__GIVEN DATA__
****
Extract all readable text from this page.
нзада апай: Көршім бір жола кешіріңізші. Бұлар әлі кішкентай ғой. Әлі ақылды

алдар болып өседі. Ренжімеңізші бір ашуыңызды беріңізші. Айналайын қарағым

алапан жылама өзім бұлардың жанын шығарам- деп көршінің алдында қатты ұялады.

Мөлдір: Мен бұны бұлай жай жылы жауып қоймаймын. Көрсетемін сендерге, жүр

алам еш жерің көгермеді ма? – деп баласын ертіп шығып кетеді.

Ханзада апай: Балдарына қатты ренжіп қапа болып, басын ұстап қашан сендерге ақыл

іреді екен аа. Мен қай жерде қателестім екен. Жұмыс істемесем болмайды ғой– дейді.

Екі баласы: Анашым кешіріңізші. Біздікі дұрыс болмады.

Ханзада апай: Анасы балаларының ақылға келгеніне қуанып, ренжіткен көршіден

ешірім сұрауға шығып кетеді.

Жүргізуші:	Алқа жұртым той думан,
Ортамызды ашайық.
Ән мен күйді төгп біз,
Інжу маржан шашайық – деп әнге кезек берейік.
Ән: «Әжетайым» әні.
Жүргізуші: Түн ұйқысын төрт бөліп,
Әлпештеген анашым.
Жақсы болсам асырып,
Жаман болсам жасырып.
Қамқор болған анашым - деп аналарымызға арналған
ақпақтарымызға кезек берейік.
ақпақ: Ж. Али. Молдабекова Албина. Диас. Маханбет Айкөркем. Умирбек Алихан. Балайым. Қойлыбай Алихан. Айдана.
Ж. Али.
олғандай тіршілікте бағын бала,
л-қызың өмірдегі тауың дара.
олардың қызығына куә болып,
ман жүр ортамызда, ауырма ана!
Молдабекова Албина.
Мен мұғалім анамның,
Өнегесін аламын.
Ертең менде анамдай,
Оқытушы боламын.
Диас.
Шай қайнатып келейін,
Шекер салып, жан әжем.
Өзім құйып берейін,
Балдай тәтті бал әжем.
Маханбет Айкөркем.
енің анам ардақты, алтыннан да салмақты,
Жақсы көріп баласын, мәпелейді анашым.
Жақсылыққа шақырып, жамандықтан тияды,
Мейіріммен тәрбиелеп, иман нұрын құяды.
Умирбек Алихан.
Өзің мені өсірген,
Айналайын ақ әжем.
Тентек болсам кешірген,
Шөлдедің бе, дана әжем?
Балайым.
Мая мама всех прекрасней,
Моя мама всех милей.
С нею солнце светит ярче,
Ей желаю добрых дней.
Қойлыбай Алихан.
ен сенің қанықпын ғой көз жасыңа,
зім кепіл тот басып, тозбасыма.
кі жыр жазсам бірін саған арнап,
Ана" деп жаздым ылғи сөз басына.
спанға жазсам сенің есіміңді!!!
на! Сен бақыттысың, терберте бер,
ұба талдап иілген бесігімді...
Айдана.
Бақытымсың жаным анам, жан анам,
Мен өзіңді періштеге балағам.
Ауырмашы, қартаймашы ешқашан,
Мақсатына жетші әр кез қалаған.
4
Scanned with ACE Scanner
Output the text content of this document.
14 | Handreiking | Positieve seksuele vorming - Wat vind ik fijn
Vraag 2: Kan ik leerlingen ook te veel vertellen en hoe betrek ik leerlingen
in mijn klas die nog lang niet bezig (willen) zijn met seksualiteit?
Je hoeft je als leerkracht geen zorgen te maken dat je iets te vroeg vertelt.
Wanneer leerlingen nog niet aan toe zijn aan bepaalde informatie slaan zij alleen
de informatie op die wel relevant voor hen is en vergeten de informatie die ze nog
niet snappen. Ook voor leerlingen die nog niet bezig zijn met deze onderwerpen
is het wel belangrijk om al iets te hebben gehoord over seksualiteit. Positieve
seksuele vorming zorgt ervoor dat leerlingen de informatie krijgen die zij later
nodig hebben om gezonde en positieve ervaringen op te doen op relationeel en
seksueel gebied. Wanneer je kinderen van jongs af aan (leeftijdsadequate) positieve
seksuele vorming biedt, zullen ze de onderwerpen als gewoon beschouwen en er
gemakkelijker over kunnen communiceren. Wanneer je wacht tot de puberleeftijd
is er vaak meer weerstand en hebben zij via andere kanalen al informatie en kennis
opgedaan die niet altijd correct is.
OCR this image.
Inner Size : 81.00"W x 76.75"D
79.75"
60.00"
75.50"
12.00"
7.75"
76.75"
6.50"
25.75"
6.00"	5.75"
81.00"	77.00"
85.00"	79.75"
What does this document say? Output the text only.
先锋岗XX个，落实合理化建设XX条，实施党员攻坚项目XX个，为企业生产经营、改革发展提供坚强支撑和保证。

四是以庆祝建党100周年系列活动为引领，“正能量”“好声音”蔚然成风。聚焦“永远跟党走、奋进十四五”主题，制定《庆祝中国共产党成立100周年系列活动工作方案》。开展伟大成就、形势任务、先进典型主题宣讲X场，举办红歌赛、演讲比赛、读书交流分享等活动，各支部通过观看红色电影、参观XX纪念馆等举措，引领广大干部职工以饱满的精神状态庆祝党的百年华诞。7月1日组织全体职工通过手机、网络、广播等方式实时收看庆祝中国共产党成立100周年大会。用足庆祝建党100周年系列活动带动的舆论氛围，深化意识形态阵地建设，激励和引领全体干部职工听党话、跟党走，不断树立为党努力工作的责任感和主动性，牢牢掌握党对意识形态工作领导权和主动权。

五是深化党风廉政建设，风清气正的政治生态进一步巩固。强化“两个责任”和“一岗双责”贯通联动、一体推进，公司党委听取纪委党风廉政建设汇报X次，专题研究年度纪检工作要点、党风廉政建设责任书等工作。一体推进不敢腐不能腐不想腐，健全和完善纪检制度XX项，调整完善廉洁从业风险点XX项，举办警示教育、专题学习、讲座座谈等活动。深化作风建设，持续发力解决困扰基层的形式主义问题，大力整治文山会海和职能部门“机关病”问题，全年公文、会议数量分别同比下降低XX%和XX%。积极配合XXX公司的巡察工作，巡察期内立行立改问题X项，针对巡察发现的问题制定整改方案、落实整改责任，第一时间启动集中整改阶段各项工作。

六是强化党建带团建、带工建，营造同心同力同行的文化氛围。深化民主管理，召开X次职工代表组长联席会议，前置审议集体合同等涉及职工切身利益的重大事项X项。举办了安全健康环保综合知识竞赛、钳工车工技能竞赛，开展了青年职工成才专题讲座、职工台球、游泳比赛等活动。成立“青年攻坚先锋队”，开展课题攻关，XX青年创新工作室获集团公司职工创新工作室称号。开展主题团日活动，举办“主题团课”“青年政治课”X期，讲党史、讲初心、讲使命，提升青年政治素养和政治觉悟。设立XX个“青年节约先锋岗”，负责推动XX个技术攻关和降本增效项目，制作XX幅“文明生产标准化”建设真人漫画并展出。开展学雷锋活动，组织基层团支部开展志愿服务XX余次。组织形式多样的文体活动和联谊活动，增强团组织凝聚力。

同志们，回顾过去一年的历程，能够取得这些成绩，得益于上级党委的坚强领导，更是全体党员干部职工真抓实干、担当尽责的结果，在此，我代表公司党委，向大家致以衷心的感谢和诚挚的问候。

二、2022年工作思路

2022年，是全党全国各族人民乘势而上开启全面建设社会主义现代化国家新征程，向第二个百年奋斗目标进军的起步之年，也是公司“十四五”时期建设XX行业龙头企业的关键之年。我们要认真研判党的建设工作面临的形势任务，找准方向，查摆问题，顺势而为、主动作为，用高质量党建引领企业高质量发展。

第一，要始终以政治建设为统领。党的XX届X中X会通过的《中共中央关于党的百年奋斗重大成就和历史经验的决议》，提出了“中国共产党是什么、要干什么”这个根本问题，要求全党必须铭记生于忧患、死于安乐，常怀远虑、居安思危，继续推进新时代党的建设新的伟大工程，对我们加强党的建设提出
****
Repeat the material from above exactly, word for word.

__RESULT BELOW__
Extract all readable text from this page.
нзада апай: Көршім бір жола кешіріңізші. Бұлар әлі кішкентай ғой. Әлі ақылды

алдар болып өседі. Ренжімеңізші бір ашуыңызды беріңізші. Айналайын қарағым

алапан жылама өзім бұлардың жанын шығарам- деп көршінің алдында қатты ұялады.

Мөлдір: Мен бұны бұлай жай жылы жауып қоймаймын. Көрсетемін сендерге, жүр

алам еш жерің көгермеді ма? – деп баласын ертіп шығып кетеді.

Ханзада апай: Балдарына қатты ренжіп қапа болып, басын ұстап қашан сендерге ақыл

іреді екен аа. Мен қай жерде қателестім екен. Жұмыс істемесем болмайды ғой– дейді.

Екі баласы: Анашым кешіріңізші. Біздікі дұрыс болмады.

Ханзада апай: Анасы балаларының ақылға келгеніне қуанып, ренжіткен көршіден

ешірім сұрауға шығып кетеді.

Жүргізуші:	Алқа жұртым той думан,
Ортамызды ашайық.
Ән мен күйді төгп біз,
Інжу маржан шашайық – деп әнге кезек берейік.
Ән: «Әжетайым» әні.
Жүргізуші: Түн ұйқысын төрт бөліп,
Әлпештеген анашым.
Жақсы болсам асырып,
Жаман болсам жасырып.
Қамқор болған анашым - деп аналарымызға арналған
ақпақтарымызға кезек берейік.
ақпақ: Ж. Али. Молдабекова Албина. Диас. Маханбет Айкөркем. Умирбек Алихан. Балайым. Қойлыбай Алихан. Айдана.
Ж. Али.
олғандай тіршілікте бағын бала,
л-қызың өмірдегі тауың дара.
олардың қызығына куә болып,
ман жүр ортамызда, ауырма ана!
Молдабекова Албина.
Мен мұғалім анамның,
Өнегесін аламын.
Ертең менде анамдай,
Оқытушы боламын.
Диас.
Шай қайнатып келейін,
Шекер салып, жан әжем.
Өзім құйып берейін,
Балдай тәтті бал әжем.
Маханбет Айкөркем.
енің анам ардақты, алтыннан да салмақты,
Жақсы көріп баласын, мәпелейді анашым.
Жақсылыққа шақырып, жамандықтан тияды,
Мейіріммен тәрбиелеп, иман нұрын құяды.
Умирбек Алихан.
Өзің мені өсірген,
Айналайын ақ әжем.
Тентек болсам кешірген,
Шөлдедің бе, дана әжем?
Балайым.
Мая мама всех прекрасней,
Моя мама всех милей.
С нею солнце светит ярче,
Ей желаю добрых дней.
Қойлыбай Алихан.
ен сенің қанықпын ғой көз жасыңа,
зім кепіл тот басып, тозбасыма.
кі жыр жазсам бірін саған арнап,
Ана" деп жаздым ылғи сөз басына.
спанға жазсам сенің есіміңді!!!
на! Сен бақыттысың, терберте бер,
ұба талдап иілген бесігімді...
Айдана.
Бақытымсың жаным анам, жан анам,
Мен өзіңді періштеге балағам.
Ауырмашы, қартаймашы ешқашан,
Мақсатына жетші әр кез қалаған.
4
Scanned with ACE Scanner
Output the text content of this document.
14 | Handreiking | Positieve seksuele vorming - Wat vind ik fijn
Vraag 2: Kan ik leerlingen ook te veel vertellen en hoe betrek ik leerlingen
in mijn klas die nog lang niet bezig (willen) zijn met seksualiteit?
Je hoeft je als leerkracht geen zorgen te maken dat je iets te vroeg vertelt.
Wanneer leerlingen nog niet aan toe zijn aan bepaalde informatie slaan zij alleen
de informatie op die wel relevant voor hen is en vergeten de informatie die ze nog
niet snappen. Ook voor leerlingen die nog niet bezig zijn met deze onderwerpen
is het wel belangrijk om al iets te hebben gehoord over seksualiteit. Positieve
seksuele vorming zorgt ervoor dat leerlingen de informatie krijgen die zij later
nodig hebben om gezonde en positieve ervaringen op te doen op relationeel en
seksueel gebied. Wanneer je kinderen van jongs af aan (leeftijdsadequate) positieve
seksuele vorming biedt, zullen ze de onderwerpen als gewoon beschouwen en er
gemakkelijker over kunnen communiceren. Wanneer je wacht tot de puberleeftijd
is er vaak meer weerstand en hebben zij via andere kanalen al informatie en kennis
opgedaan die niet altijd correct is.
OCR this image.
Inner Size : 81.00"W x 76.75"D
79.75"
60.00"
75.50"
12.00"
7.75"
76.75"
6.50"
25.75"
6.00"	5.75"
81.00"	77.00"
85.00"	79.75"
What does this document say? Output the text only.
先锋岗XX个，落实合理化建设XX条，实施党员攻坚项目XX个，为企业生产经营、改革发展提供坚强支撑和保证。

四是以庆祝建党100周年系列活动为引领，“正能量”“好声音”蔚然成风。聚焦“永远跟党走、奋进十四五”主题，制定《庆祝中国共产党成立100周年系列活动工作方案》。开展伟大成就、形势任务、先进典型主题宣讲X场，举办红歌赛、演讲比赛、读书交流分享等活动，各支部通过观看红色电影、参观XX纪念馆等举措，引领广大干部职工以饱满的精神状态庆祝党的百年华诞。7月1日组织全体职工通过手机、网络、广播等方式实时收看庆祝中国共产党成立100周年大会。用足庆祝建党100周年系列活动带动的舆论氛围，深化意识形态阵地建设，激励和引领全体干部职工听党话、跟党走，不断树立为党努力工作的责任感和主动性，牢牢掌握党对意识形态工作领导权和主动权。

五是深化党风廉政建设，风清气正的政治生态进一步巩固。强化“两个责任”和“一岗双责”贯通联动、一体推进，公司党委听取纪委党风廉政建设汇报X次，专题研究年度纪检工作要点、党风廉政建设责任书等工作。一体推进不敢腐不能腐不想腐，健全和完善纪检制度XX项，调整完善廉洁从业风险点XX项，举办警示教育、专题学习、讲座座谈等活动。深化作风建设，持续发力解决困扰基层的形式主义问题，大力整治文山会海和职能部门“机关病”问题，全年公文、会议数量分别同比下降低XX%和XX%。积极配合XXX公司的巡察工作，巡察期内立行立改问题X项，针对巡察发现的问题制定整改方案、落实整改责任，第一时间启动集中整改阶段各项工作。

六是强化党建带团建、带工建，营造同心同力同行的文化氛围。深化民主管理，召开X次职工代表组长联席会议，前置审议集体合同等涉及职工切身利益的重大事项X项。举办了安全健康环保综合知识竞赛、钳工车工技能竞赛，开展了青年职工成才专题讲座、职工台球、游泳比赛等活动。成立“青年攻坚先锋队”，开展课题攻关，XX青年创新工作室获集团公司职工创新工作室称号。开展主题团日活动，举办“主题团课”“青年政治课”X期，讲党史、讲初心、讲使命，提升青年政治素养和政治觉悟。设立XX个“青年节约先锋岗”，负责推动XX个技术攻关和降本增效项目，制作XX幅“文明生产标准化”建设真人漫画并展出。开展学雷锋活动，组织基层团支部开展志愿服务XX余次。组织形式多样的文体活动和联谊活动，增强团组织凝聚力。

同志们，回顾过去一年的历程，能够取得这些成绩，得益于上级党委的坚强领导，更是全体党员干部职工真抓实干、担当尽责的结果，在此，我代表公司党委，向大家致以衷心的感谢和诚挚的问候。

二、2022年工作思路

2022年，是全党全国各族人民乘势而上开启全面建设社会主义现代化国家新征程，向第二个百年奋斗目标进军的起步之年，也是公司“十四五”时期建设XX行业龙头企业的关键之年。我们要认真研判党的建设工作面临的形势任务，找准方向，查摆问题，顺势而为、主动作为，用高质量党建引领企业高质量发展。

第一，要始终以政治建设为统领。党的XX届X中X会通过的《中共中央关于党的百年奋斗重大成就和历史经验的决议》，提出了“中国共产党是什么、要干什么”这个根本问题，要求全党必须铭记生于忧患、死于安乐，常怀远虑、居安思危，继续推进新时代党的建设新的伟大工程，对我们加强党的建设提出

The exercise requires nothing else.